● ITEMS
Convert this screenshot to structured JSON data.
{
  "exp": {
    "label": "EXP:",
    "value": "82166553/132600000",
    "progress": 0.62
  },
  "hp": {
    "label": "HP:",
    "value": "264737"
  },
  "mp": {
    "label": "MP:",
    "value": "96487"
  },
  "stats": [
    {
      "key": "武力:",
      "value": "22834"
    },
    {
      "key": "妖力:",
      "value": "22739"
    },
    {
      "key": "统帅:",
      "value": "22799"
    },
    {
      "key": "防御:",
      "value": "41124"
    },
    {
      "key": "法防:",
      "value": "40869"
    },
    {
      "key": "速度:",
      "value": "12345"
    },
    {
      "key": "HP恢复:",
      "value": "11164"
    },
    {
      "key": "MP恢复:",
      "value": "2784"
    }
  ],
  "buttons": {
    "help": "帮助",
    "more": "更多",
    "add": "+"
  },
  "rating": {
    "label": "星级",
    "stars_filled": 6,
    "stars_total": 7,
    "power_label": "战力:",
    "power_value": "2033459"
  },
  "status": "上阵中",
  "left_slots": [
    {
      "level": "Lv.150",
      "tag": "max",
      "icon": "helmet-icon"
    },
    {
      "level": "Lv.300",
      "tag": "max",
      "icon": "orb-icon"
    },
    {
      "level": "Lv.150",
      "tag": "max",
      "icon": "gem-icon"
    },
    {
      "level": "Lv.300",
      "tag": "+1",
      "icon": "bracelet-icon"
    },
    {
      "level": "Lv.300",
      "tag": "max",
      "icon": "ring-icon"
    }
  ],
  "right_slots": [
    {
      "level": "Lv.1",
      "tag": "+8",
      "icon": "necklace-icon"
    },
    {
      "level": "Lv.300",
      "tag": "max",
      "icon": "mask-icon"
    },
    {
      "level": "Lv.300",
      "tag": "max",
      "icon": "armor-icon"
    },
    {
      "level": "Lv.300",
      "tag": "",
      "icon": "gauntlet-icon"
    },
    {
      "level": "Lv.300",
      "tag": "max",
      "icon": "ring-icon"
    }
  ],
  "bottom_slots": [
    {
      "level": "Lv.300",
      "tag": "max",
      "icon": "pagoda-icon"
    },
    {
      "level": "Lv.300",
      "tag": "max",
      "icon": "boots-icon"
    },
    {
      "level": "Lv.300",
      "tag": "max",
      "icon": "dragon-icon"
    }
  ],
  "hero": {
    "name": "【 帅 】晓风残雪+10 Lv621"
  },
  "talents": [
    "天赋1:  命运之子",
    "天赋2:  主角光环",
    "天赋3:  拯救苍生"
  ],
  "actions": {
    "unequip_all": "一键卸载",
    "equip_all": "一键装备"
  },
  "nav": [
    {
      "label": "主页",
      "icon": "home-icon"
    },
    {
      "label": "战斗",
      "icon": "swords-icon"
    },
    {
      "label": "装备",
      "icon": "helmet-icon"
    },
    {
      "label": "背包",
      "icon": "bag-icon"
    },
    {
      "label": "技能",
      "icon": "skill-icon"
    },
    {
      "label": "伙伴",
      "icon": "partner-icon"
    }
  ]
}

● WORK TO BE COMPLETED
Reproduce the entries above in full by retyping them exactly.

● EXERCISE ANSWER
Convert this screenshot to structured JSON data.
{
  "exp": {
    "label": "EXP:",
    "value": "82166553/132600000",
    "progress": 0.62
  },
  "hp": {
    "label": "HP:",
    "value": "264737"
  },
  "mp": {
    "label": "MP:",
    "value": "96487"
  },
  "stats": [
    {
      "key": "武力:",
      "value": "22834"
    },
    {
      "key": "妖力:",
      "value": "22739"
    },
    {
      "key": "统帅:",
      "value": "22799"
    },
    {
      "key": "防御:",
      "value": "41124"
    },
    {
      "key": "法防:",
      "value": "40869"
    },
    {
      "key": "速度:",
      "value": "12345"
    },
    {
      "key": "HP恢复:",
      "value": "11164"
    },
    {
      "key": "MP恢复:",
      "value": "2784"
    }
  ],
  "buttons": {
    "help": "帮助",
    "more": "更多",
    "add": "+"
  },
  "rating": {
    "label": "星级",
    "stars_filled": 6,
    "stars_total": 7,
    "power_label": "战力:",
    "power_value": "2033459"
  },
  "status": "上阵中",
  "left_slots": [
    {
      "level": "Lv.150",
      "tag": "max",
      "icon": "helmet-icon"
    },
    {
      "level": "Lv.300",
      "tag": "max",
      "icon": "orb-icon"
    },
    {
      "level": "Lv.150",
      "tag": "max",
      "icon": "gem-icon"
    },
    {
      "level": "Lv.300",
      "tag": "+1",
      "icon": "bracelet-icon"
    },
    {
      "level": "Lv.300",
      "tag": "max",
      "icon": "ring-icon"
    }
  ],
  "right_slots": [
    {
      "level": "Lv.1",
      "tag": "+8",
      "icon": "necklace-icon"
    },
    {
      "level": "Lv.300",
      "tag": "max",
      "icon": "mask-icon"
    },
    {
      "level": "Lv.300",
      "tag": "max",
      "icon": "armor-icon"
    },
    {
      "level": "Lv.300",
      "tag": "",
      "icon": "gauntlet-icon"
    },
    {
      "level": "Lv.300",
      "tag": "max",
      "icon": "ring-icon"
    }
  ],
  "bottom_slots": [
    {
      "level": "Lv.300",
      "tag": "max",
      "icon": "pagoda-icon"
    },
    {
      "level": "Lv.300",
      "tag": "max",
      "icon": "boots-icon"
    },
    {
      "level": "Lv.300",
      "tag": "max",
      "icon": "dragon-icon"
    }
  ],
  "hero": {
    "name": "【 帅 】晓风残雪+10 Lv621"
  },
  "talents": [
    "天赋1:  命运之子",
    "天赋2:  主角光环",
    "天赋3:  拯救苍生"
  ],
  "actions": {
    "unequip_all": "一键卸载",
    "equip_all": "一键装备"
  },
  "nav": [
    {
      "label": "主页",
      "icon": "home-icon"
    },
    {
      "label": "战斗",
      "icon": "swords-icon"
    },
    {
      "label": "装备",
      "icon": "helmet-icon"
    },
    {
      "label": "背包",
      "icon": "bag-icon"
    },
    {
      "label": "技能",
      "icon": "skill-icon"
    },
    {
      "label": "伙伴",
      "icon": "partner-icon"
    }
  ]
}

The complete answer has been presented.